In the entries below, find every line with "symbol" and copy it.

— start Working data —

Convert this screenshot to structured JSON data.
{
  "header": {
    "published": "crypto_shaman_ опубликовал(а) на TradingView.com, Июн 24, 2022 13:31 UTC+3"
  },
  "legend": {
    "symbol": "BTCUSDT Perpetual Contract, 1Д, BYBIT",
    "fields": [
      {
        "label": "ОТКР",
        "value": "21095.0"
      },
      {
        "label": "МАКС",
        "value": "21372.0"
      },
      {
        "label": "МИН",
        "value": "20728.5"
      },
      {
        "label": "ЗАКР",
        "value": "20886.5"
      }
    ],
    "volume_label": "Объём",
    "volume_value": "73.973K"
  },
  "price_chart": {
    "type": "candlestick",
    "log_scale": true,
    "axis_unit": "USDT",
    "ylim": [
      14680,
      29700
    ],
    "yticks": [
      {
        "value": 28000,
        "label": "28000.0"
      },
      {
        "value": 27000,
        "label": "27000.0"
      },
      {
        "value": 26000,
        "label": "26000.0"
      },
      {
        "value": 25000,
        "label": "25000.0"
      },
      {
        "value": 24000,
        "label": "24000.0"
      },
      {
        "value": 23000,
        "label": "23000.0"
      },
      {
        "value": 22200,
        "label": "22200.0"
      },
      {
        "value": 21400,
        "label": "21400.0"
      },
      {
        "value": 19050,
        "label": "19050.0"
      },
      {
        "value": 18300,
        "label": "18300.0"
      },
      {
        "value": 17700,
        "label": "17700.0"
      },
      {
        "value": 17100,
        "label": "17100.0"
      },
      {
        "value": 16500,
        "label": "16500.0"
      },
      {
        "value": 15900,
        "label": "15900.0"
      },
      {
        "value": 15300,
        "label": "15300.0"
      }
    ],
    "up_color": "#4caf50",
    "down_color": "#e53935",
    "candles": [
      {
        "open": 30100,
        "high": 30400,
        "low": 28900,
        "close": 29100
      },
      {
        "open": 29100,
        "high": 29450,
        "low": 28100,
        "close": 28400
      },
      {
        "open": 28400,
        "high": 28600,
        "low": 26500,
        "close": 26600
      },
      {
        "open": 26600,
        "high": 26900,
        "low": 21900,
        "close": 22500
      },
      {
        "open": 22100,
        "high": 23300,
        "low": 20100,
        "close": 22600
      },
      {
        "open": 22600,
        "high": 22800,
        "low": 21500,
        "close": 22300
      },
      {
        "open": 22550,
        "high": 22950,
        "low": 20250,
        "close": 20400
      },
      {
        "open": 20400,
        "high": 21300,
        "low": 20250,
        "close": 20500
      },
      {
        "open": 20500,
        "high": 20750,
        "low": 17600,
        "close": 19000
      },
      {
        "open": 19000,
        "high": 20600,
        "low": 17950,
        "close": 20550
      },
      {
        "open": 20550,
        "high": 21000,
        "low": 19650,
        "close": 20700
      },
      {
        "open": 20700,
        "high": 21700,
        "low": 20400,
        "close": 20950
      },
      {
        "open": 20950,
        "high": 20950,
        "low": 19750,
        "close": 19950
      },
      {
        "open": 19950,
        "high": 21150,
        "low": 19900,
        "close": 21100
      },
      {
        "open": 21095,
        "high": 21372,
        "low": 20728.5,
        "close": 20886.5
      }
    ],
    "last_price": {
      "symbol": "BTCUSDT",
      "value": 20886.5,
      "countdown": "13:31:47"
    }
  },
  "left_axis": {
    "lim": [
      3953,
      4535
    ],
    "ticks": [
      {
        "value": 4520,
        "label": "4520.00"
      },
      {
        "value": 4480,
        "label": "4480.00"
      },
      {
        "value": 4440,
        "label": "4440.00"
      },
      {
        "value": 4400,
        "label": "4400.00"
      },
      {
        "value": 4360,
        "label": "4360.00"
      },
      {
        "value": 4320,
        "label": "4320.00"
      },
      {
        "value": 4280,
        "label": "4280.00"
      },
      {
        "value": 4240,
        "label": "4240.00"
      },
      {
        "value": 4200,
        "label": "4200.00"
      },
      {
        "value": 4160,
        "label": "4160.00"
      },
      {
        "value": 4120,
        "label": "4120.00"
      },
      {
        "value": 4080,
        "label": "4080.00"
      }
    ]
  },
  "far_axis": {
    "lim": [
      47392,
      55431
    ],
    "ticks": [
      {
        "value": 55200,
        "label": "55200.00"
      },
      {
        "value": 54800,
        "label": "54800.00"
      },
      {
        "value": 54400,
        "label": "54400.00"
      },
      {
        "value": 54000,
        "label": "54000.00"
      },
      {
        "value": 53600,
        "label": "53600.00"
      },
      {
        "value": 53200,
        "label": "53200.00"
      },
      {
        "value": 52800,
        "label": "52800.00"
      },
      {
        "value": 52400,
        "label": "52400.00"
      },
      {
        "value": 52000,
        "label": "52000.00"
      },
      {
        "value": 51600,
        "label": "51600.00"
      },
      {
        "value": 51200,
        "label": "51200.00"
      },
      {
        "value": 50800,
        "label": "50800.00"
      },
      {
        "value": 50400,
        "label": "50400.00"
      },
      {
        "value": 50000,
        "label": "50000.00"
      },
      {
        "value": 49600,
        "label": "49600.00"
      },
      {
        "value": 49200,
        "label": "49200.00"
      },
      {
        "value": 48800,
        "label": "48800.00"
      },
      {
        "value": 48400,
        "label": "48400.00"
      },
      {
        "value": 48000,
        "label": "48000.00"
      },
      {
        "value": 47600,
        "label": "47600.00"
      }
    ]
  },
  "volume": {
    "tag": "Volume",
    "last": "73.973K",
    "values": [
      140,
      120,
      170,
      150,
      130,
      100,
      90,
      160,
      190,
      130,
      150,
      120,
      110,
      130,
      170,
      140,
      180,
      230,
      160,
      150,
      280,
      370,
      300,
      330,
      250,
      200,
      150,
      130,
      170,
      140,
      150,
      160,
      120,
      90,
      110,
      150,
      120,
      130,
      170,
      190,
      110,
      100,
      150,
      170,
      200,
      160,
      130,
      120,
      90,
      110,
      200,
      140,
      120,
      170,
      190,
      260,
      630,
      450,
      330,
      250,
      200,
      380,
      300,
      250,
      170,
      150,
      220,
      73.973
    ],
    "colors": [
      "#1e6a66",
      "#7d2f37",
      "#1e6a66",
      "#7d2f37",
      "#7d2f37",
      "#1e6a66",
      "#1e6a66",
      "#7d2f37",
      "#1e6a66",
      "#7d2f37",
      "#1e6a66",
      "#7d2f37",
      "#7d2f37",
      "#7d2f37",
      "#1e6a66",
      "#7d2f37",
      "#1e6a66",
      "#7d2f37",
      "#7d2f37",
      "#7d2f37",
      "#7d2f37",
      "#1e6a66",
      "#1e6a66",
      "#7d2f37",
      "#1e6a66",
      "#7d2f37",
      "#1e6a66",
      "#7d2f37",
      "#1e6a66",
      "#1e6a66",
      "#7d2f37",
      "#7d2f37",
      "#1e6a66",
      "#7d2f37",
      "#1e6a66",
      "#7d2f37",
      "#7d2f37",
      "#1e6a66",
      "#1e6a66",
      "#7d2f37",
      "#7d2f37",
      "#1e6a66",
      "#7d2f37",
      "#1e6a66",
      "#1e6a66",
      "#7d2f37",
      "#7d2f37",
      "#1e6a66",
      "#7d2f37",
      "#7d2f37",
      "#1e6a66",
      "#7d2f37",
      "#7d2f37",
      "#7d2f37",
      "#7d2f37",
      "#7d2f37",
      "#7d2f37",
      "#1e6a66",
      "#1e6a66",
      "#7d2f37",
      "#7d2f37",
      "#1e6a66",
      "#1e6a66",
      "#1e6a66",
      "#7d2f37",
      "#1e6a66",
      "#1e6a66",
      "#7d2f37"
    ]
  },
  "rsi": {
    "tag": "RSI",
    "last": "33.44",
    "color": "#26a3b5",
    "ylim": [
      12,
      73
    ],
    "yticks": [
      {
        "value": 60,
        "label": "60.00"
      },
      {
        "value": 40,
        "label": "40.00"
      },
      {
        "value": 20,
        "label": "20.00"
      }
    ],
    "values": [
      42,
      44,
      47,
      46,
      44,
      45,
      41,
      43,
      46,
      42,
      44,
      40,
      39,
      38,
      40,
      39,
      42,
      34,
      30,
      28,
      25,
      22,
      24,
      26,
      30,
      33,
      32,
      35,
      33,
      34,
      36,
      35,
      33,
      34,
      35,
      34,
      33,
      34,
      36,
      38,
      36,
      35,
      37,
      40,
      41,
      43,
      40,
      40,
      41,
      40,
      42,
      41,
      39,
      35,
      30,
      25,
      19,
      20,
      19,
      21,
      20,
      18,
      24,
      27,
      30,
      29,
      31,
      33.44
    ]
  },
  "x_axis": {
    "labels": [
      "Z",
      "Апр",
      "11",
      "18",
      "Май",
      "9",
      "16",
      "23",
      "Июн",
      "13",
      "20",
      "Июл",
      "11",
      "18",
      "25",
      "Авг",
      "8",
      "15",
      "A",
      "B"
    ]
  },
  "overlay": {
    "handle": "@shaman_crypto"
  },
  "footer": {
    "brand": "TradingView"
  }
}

— end Working data —

▸ Solved problem:
    "symbol": "BTCUSDT Perpetual Contract, 1Д, BYBIT",
      "symbol": "BTCUSDT",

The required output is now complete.